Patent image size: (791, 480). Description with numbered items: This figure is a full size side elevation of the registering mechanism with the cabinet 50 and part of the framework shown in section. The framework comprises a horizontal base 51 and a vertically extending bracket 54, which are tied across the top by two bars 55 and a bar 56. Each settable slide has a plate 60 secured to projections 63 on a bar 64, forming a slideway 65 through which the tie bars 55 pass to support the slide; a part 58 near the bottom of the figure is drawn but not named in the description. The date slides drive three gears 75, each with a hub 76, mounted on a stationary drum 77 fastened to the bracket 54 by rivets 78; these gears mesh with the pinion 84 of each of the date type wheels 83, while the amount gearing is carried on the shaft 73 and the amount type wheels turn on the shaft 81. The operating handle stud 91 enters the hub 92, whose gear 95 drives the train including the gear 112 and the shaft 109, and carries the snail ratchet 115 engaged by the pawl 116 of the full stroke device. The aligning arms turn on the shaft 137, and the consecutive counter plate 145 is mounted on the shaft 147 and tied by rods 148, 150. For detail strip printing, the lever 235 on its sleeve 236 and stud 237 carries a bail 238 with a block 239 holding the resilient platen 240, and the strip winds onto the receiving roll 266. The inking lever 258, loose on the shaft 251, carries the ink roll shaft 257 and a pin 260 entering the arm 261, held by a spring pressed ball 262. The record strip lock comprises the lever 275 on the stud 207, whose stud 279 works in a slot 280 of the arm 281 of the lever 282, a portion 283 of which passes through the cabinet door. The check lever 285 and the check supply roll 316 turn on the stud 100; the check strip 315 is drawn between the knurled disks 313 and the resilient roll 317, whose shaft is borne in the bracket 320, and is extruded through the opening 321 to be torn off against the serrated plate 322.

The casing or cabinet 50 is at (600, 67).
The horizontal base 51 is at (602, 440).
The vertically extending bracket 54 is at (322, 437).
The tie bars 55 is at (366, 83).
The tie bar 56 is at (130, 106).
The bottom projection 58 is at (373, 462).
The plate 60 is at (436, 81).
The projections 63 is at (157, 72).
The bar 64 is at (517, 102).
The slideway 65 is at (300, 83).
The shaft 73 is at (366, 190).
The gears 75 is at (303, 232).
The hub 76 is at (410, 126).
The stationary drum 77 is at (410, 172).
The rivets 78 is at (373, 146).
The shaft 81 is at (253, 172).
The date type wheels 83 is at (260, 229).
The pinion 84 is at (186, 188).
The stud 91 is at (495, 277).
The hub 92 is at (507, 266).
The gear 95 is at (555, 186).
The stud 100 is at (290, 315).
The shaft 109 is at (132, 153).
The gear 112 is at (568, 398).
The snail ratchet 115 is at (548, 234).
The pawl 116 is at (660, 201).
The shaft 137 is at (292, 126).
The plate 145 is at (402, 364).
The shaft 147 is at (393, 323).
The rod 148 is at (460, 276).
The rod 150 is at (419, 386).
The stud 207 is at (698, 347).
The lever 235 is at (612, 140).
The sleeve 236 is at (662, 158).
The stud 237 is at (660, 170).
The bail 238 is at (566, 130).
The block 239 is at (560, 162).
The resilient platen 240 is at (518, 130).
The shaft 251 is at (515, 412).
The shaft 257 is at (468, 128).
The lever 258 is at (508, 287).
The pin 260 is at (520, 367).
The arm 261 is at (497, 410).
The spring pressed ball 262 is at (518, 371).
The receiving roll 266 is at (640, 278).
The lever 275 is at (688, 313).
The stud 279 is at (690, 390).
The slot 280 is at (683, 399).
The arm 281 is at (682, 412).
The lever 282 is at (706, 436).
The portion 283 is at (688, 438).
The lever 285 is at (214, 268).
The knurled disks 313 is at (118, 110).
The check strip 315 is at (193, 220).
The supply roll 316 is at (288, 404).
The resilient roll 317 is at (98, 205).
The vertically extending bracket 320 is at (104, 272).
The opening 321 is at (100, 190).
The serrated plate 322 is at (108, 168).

:::::

*Stated task*. Please put every line of the records above into a JSON list of strings, one string per line, and leave out the blank lines.

*Expected answer*.
[
  "Patent image size: (791, 480). Description with numbered items: This figure is a full size side elevation of the registering mechanism with the cabinet 50 and part of the framework shown in section. The framework comprises a horizontal base 51 and a vertically extending bracket 54, which are tied across the top by two bars 55 and a bar 56. Each settable slide has a plate 60 secured to projections 63 on a bar 64, forming a slideway 65 through which the tie bars 55 pass to support the slide; a part 58 near the bottom of the figure is drawn but not named in the description. The date slides drive three gears 75, each with a hub 76, mounted on a stationary drum 77 fastened to the bracket 54 by rivets 78; these gears mesh with the pinion 84 of each of the date type wheels 83, while the amount gearing is carried on the shaft 73 and the amount type wheels turn on the shaft 81. The operating handle stud 91 enters the hub 92, whose gear 95 drives the train including the gear 112 and the shaft 109, and carries the snail ratchet 115 engaged by the pawl 116 of the full stroke device. The aligning arms turn on the shaft 137, and the consecutive counter plate 145 is mounted on the shaft 147 and tied by rods 148, 150. For detail strip printing, the lever 235 on its sleeve 236 and stud 237 carries a bail 238 with a block 239 holding the resilient platen 240, and the strip winds onto the receiving roll 266. The inking lever 258, loose on the shaft 251, carries the ink roll shaft 257 and a pin 260 entering the arm 261, held by a spring pressed ball 262. The record strip lock comprises the lever 275 on the stud 207, whose stud 279 works in a slot 280 of the arm 281 of the lever 282, a portion 283 of which passes through the cabinet door. The check lever 285 and the check supply roll 316 turn on the stud 100; the check strip 315 is drawn between the knurled disks 313 and the resilient roll 317, whose shaft is borne in the bracket 320, and is extruded through the opening 321 to be torn off against the serrated plate 322.",
  "The casing or cabinet 50 is at (600, 67).",
  "The horizontal base 51 is at (602, 440).",
  "The vertically extending bracket 54 is at (322, 437).",
  "The tie bars 55 is at (366, 83).",
  "The tie bar 56 is at (130, 106).",
  "The bottom projection 58 is at (373, 462).",
  "The plate 60 is at (436, 81).",
  "The projections 63 is at (157, 72).",
  "The bar 64 is at (517, 102).",
  "The slideway 65 is at (300, 83).",
  "The shaft 73 is at (366, 190).",
  "The gears 75 is at (303, 232).",
  "The hub 76 is at (410, 126).",
  "The stationary drum 77 is at (410, 172).",
  "The rivets 78 is at (373, 146).",
  "The shaft 81 is at (253, 172).",
  "The date type wheels 83 is at (260, 229).",
  "The pinion 84 is at (186, 188).",
  "The stud 91 is at (495, 277).",
  "The hub 92 is at (507, 266).",
  "The gear 95 is at (555, 186).",
  "The stud 100 is at (290, 315).",
  "The shaft 109 is at (132, 153).",
  "The gear 112 is at (568, 398).",
  "The snail ratchet 115 is at (548, 234).",
  "The pawl 116 is at (660, 201).",
  "The shaft 137 is at (292, 126).",
  "The plate 145 is at (402, 364).",
  "The shaft 147 is at (393, 323).",
  "The rod 148 is at (460, 276).",
  "The rod 150 is at (419, 386).",
  "The stud 207 is at (698, 347).",
  "The lever 235 is at (612, 140).",
  "The sleeve 236 is at (662, 158).",
  "The stud 237 is at (660, 170).",
  "The bail 238 is at (566, 130).",
  "The block 239 is at (560, 162).",
  "The resilient platen 240 is at (518, 130).",
  "The shaft 251 is at (515, 412).",
  "The shaft 257 is at (468, 128).",
  "The lever 258 is at (508, 287).",
  "The pin 260 is at (520, 367).",
  "The arm 261 is at (497, 410).",
  "The spring pressed ball 262 is at (518, 371).",
  "The receiving roll 266 is at (640, 278).",
  "The lever 275 is at (688, 313).",
  "The stud 279 is at (690, 390).",
  "The slot 280 is at (683, 399).",
  "The arm 281 is at (682, 412).",
  "The lever 282 is at (706, 436).",
  "The portion 283 is at (688, 438).",
  "The lever 285 is at (214, 268).",
  "The knurled disks 313 is at (118, 110).",
  "The check strip 315 is at (193, 220).",
  "The supply roll 316 is at (288, 404).",
  "The resilient roll 317 is at (98, 205).",
  "The vertically extending bracket 320 is at (104, 272).",
  "The opening 321 is at (100, 190).",
  "The serrated plate 322 is at (108, 168)."
]